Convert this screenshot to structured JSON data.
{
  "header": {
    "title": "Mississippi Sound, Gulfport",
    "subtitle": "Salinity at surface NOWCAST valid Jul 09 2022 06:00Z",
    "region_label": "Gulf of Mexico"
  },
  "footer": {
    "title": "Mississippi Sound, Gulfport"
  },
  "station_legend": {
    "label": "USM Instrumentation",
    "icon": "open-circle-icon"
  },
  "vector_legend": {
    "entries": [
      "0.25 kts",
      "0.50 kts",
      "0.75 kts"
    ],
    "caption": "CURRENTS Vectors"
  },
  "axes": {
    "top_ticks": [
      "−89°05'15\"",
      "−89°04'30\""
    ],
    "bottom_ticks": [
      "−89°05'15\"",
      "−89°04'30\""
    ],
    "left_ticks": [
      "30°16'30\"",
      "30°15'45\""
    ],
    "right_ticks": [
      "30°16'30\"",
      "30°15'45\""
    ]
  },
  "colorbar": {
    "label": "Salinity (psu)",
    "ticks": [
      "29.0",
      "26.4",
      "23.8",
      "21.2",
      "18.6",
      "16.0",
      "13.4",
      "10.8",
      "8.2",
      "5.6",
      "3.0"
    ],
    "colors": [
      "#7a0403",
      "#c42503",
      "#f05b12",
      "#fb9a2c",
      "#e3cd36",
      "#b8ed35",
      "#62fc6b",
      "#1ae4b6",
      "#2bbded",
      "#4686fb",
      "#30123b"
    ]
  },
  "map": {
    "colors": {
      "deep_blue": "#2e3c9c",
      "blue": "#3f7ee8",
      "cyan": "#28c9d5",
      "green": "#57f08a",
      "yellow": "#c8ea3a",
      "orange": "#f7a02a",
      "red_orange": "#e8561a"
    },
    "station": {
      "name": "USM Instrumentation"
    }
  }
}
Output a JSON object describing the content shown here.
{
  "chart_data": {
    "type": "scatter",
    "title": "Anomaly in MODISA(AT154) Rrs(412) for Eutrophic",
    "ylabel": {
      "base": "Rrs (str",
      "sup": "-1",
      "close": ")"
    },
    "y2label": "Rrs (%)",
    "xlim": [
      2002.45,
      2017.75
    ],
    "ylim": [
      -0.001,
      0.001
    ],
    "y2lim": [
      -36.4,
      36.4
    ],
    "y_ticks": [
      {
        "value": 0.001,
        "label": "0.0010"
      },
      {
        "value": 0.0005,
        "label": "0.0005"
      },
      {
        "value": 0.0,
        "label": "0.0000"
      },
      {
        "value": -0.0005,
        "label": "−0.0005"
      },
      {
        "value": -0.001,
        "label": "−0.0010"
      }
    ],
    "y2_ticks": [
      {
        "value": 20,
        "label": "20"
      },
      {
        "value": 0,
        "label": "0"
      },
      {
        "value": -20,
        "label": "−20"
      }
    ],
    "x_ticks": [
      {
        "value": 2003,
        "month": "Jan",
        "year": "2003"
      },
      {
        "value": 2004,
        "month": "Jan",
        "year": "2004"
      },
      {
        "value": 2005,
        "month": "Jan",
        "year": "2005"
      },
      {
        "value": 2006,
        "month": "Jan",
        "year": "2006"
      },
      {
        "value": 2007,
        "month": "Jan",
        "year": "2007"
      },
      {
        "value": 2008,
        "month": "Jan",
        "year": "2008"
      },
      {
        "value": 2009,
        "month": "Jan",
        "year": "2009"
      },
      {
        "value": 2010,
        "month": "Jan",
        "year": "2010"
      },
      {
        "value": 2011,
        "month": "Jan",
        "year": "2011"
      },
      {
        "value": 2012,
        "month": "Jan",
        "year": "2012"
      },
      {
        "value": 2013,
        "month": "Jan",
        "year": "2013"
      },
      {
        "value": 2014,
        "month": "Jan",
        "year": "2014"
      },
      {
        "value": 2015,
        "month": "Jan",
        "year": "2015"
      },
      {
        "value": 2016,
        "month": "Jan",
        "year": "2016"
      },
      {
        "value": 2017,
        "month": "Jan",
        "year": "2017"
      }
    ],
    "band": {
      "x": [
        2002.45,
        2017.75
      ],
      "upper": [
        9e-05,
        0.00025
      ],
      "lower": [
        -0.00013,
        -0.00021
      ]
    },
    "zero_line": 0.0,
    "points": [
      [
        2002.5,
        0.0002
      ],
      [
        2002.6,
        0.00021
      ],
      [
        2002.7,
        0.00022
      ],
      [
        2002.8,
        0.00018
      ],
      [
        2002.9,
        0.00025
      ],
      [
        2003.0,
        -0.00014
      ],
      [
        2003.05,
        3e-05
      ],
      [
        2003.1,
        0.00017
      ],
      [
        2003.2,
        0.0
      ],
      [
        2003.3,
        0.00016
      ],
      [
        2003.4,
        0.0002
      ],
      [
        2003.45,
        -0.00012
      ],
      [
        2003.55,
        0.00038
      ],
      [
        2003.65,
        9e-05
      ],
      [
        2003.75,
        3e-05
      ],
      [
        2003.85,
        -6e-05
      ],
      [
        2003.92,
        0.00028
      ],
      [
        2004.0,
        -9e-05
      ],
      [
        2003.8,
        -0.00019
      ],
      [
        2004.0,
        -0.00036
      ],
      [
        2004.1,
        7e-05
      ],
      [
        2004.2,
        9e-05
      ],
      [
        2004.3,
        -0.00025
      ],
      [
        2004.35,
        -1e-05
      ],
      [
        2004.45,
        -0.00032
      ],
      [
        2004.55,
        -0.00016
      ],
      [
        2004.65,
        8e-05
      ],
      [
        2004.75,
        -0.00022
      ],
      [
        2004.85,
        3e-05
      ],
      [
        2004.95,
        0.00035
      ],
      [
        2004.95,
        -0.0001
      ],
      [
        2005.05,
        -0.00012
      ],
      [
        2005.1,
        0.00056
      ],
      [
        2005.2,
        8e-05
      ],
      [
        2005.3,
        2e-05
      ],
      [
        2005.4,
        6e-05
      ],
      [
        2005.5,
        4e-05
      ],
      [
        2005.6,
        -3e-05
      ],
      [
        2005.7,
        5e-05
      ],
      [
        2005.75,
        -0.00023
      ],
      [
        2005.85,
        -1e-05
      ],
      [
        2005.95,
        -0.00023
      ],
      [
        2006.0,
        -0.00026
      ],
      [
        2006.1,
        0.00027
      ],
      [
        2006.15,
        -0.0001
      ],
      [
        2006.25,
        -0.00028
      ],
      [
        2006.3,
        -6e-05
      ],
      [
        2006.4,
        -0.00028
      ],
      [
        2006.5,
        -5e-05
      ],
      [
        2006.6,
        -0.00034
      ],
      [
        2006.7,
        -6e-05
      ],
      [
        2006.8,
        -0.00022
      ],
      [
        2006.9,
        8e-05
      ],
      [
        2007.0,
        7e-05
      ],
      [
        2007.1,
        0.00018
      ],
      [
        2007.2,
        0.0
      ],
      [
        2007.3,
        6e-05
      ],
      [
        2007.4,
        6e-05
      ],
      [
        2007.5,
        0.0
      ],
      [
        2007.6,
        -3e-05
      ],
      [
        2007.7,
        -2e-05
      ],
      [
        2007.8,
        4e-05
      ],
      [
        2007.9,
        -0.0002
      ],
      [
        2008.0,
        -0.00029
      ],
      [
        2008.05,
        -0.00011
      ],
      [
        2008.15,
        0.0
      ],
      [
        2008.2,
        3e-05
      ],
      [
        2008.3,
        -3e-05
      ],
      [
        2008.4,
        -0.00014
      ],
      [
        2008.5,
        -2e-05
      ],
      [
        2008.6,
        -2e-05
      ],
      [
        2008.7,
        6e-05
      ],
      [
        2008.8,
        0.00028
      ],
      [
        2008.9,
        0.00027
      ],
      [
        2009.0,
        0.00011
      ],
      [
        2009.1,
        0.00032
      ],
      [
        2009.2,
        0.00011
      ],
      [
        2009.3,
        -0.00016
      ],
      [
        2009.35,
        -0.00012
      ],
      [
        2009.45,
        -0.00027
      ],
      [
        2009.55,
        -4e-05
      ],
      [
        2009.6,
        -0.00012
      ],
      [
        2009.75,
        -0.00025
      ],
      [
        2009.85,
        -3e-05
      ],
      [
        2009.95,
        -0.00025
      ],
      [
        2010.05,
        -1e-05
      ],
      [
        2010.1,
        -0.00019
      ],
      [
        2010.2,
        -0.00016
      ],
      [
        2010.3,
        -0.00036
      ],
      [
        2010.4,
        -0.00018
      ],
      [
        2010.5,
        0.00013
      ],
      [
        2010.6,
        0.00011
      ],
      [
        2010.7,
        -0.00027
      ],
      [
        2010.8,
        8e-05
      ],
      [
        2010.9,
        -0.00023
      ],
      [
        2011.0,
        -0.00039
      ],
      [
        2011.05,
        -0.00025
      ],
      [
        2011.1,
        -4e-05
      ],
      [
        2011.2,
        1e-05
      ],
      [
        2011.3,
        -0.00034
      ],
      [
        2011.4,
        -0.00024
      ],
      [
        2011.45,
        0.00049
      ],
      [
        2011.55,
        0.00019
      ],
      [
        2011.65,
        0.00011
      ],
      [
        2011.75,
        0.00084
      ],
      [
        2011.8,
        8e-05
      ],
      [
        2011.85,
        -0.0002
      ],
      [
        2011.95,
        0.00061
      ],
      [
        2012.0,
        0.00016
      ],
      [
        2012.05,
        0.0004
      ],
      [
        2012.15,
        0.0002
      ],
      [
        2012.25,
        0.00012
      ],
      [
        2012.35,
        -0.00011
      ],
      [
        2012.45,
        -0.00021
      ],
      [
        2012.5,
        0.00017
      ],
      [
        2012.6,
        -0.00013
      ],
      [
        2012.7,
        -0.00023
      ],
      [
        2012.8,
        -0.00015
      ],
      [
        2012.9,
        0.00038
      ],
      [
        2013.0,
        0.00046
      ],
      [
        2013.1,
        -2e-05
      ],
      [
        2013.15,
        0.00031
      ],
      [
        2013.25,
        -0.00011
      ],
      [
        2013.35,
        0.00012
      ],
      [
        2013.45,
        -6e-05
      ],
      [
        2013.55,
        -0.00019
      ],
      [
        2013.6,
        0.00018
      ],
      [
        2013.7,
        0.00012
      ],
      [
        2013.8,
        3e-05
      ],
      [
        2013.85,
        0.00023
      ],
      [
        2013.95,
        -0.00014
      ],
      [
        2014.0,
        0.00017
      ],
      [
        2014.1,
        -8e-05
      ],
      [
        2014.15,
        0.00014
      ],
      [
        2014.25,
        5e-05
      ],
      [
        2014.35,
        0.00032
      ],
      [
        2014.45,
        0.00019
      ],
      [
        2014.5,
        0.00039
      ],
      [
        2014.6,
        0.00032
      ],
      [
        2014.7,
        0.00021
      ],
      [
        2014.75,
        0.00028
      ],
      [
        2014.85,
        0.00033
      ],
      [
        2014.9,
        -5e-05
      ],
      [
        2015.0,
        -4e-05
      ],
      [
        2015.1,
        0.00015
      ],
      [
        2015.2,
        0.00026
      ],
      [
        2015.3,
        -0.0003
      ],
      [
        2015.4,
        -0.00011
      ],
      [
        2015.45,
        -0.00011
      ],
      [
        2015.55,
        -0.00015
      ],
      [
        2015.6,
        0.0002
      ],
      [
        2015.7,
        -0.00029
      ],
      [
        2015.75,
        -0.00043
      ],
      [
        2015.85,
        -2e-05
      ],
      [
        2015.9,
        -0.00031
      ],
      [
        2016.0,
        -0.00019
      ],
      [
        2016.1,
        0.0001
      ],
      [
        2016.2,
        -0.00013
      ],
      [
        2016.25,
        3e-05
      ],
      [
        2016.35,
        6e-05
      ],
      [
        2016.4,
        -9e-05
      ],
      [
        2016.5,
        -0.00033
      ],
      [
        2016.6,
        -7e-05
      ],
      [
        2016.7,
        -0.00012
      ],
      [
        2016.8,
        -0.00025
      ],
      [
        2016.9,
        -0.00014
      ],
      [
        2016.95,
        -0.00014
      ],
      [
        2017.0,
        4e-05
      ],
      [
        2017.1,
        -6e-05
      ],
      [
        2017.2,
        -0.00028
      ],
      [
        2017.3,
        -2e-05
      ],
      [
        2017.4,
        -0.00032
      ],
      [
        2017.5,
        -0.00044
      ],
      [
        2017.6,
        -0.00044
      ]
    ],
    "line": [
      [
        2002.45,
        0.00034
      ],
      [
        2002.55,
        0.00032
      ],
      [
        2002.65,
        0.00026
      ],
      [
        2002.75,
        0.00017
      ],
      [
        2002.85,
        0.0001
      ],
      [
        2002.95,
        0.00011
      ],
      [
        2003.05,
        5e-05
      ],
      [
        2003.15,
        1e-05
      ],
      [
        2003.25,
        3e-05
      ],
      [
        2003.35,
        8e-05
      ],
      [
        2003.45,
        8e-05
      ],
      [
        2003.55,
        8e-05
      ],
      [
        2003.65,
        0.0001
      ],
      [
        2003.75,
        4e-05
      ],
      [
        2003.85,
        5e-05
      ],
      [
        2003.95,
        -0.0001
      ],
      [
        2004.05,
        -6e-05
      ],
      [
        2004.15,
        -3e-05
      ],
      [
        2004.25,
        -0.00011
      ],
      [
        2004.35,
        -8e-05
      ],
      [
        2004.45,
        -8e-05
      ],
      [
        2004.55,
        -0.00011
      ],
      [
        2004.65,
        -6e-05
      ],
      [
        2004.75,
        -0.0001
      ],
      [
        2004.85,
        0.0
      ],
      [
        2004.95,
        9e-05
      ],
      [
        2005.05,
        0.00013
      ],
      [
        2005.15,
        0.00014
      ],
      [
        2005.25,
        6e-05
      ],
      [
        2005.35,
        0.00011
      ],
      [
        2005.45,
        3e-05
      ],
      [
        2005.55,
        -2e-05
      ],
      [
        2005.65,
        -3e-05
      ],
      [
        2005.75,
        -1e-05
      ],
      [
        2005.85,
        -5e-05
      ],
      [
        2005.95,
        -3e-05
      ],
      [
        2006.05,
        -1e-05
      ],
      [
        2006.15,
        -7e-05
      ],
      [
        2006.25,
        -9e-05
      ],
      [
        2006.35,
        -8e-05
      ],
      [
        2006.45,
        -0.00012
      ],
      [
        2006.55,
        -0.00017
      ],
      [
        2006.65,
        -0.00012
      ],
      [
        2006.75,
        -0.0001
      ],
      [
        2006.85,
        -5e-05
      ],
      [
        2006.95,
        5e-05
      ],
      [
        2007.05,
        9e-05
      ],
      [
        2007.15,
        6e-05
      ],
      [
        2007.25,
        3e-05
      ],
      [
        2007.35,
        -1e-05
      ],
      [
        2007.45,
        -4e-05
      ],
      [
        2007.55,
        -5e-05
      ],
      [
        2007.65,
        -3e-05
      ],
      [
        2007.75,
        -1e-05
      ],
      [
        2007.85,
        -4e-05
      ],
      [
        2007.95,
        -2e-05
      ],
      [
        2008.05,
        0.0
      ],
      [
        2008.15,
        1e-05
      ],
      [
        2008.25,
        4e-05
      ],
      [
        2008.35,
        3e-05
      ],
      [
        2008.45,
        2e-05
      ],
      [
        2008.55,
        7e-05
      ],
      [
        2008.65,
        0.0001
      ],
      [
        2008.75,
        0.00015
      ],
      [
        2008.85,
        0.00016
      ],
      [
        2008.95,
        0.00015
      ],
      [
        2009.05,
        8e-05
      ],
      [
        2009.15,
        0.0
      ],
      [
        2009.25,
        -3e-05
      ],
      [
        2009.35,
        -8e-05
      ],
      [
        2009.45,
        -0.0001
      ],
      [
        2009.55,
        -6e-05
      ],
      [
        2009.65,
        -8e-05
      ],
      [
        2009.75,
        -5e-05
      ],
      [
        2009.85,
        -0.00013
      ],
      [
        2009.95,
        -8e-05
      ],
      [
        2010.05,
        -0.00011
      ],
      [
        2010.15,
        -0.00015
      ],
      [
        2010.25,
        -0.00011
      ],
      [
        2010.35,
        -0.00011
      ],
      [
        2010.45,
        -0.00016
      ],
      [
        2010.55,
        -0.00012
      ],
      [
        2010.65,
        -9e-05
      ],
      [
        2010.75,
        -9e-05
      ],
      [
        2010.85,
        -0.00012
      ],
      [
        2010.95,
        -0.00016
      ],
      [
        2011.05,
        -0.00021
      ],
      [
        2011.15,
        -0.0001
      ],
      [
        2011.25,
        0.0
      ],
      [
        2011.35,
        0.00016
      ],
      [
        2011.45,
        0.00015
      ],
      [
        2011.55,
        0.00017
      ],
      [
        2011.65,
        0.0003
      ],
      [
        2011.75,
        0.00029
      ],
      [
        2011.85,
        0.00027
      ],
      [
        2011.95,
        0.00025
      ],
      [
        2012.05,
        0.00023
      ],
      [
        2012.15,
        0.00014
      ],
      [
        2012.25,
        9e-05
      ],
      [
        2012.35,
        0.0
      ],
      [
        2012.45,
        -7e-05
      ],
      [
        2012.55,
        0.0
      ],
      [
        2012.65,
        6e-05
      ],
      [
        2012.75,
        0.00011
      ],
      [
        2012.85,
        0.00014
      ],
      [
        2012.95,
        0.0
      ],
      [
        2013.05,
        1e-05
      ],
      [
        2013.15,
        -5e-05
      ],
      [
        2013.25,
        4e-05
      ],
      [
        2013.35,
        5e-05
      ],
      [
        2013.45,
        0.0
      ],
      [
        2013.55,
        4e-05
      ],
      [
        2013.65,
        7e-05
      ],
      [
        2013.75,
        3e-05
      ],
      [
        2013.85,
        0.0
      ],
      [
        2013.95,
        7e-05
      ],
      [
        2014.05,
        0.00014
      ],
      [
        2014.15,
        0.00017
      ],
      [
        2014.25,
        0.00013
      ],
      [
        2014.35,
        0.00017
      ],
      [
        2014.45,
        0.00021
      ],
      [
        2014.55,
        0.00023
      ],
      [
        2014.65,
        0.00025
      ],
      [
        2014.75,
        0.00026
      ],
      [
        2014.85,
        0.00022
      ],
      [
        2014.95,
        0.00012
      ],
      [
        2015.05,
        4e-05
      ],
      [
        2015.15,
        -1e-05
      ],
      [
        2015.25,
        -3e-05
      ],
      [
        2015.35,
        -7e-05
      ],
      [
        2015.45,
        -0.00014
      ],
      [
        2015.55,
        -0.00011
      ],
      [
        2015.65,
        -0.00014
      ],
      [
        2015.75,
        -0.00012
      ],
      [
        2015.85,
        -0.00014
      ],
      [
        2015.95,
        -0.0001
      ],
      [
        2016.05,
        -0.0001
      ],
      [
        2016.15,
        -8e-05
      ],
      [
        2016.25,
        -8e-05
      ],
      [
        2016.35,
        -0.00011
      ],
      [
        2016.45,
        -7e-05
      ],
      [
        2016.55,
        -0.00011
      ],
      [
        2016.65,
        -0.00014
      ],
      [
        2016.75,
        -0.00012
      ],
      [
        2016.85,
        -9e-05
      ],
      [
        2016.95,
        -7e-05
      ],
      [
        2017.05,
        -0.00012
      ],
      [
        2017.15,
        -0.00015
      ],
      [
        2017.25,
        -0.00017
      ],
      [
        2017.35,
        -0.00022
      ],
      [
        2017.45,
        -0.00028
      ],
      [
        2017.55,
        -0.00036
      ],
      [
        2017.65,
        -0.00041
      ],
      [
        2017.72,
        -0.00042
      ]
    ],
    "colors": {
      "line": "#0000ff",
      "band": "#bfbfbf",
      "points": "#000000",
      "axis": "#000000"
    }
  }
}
###
DO THIS: Copy each line above where the string "Salinity" occurs.

WRITTEN REPLY:
    "subtitle": "Salinity at surface NOWCAST valid Jul 09 2022 06:00Z",
    "label": "Salinity (psu)",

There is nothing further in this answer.